/---

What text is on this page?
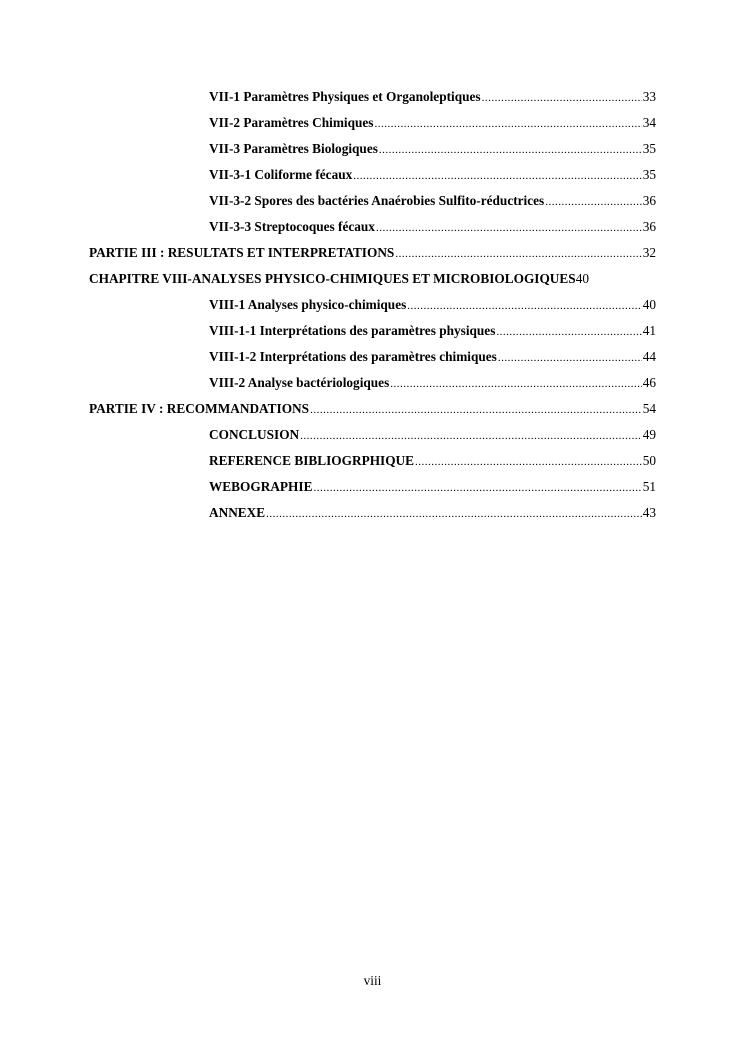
VII-1 Paramètres Physiques et Organoleptiques .....	33
VII-2 Paramètres Chimiques .....	34
VII-3 Paramètres Biologiques .....	35
VII-3-1 Coliforme fécaux .....	35
VII-3-2 Spores des bactéries Anaérobies Sulfito-réductrices .....	36
VII-3-3 Streptocoques fécaux .....	36
PARTIE III : RESULTATS ET INTERPRETATIONS .....	32
CHAPITRE VIII-ANALYSES PHYSICO-CHIMIQUES ET MICROBIOLOGIQUES 40
VIII-1 Analyses physico-chimiques .....	40
VIII-1-1 Interprétations des paramètres physiques .....	41
VIII-1-2 Interprétations des paramètres chimiques .....	44
VIII-2 Analyse bactériologiques .....	46
PARTIE IV : RECOMMANDATIONS .....	54
CONCLUSION .....	49
REFERENCE BIBLIOGRPHIQUE .....	50
WEBOGRAPHIE .....	51
ANNEXE .....	43
viii
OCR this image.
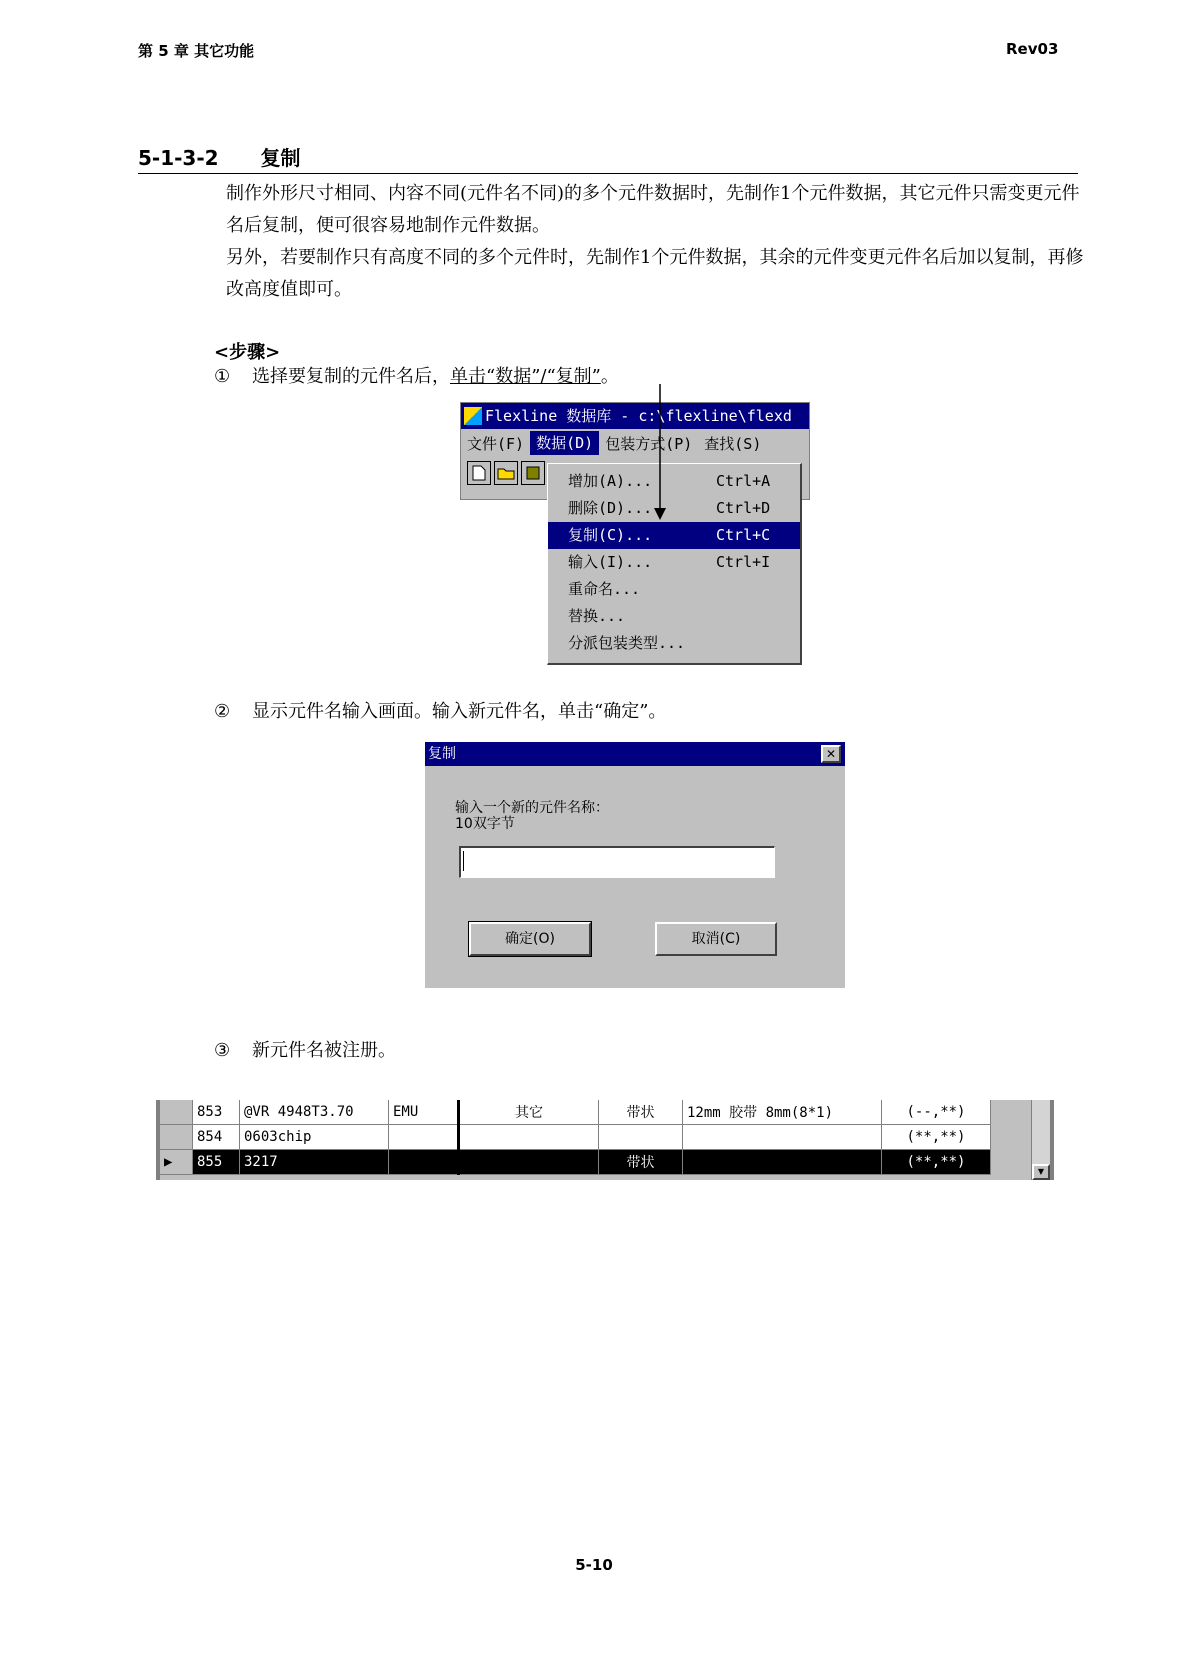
第 5 章 其它功能	Rev03
5-1-3-2 复制
制作外形尺寸相同、内容不同(元件名不同)的多个元件数据时，先制作1个元件数据，其它元件只需变更元件名后复制，便可很容易地制作元件数据。
另外，若要制作只有高度不同的多个元件时，先制作1个元件数据，其余的元件变更元件名后加以复制，再修改高度值即可。
<步骤>
① 选择要复制的元件名后，单击“数据”/“复制”。
Flexline 数据库 - c:\flexline\flexd
文件(F) 数据(D) 包装方式(P) 查找(S)
增加(A)...	Ctrl+A
删除(D)...	Ctrl+D
复制(C)...	Ctrl+C
输入(I)...	Ctrl+I
重命名...
替换...
分派包装类型...
② 显示元件名输入画面。输入新元件名，单击“确定”。
复制	✕
输入一个新的元件名称：
10双字节
确定(O)	取消(C)
③ 新元件名被注册。
	853	@VR 4948T3.70	EMU	其它	带状	12mm 胶带 8mm(8*1)	(--,**)
	854	0603chip					(**,**)
▶	855	3217			带状		(**,**)
▼
5-10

\---

PROBLEM TO WORK ON: Filter lines by "Interprétations" and return each hit.

RESULT:
VIII-1-1 Interprétations des paramètres physiques .....	41
VIII-1-2 Interprétations des paramètres chimiques .....	44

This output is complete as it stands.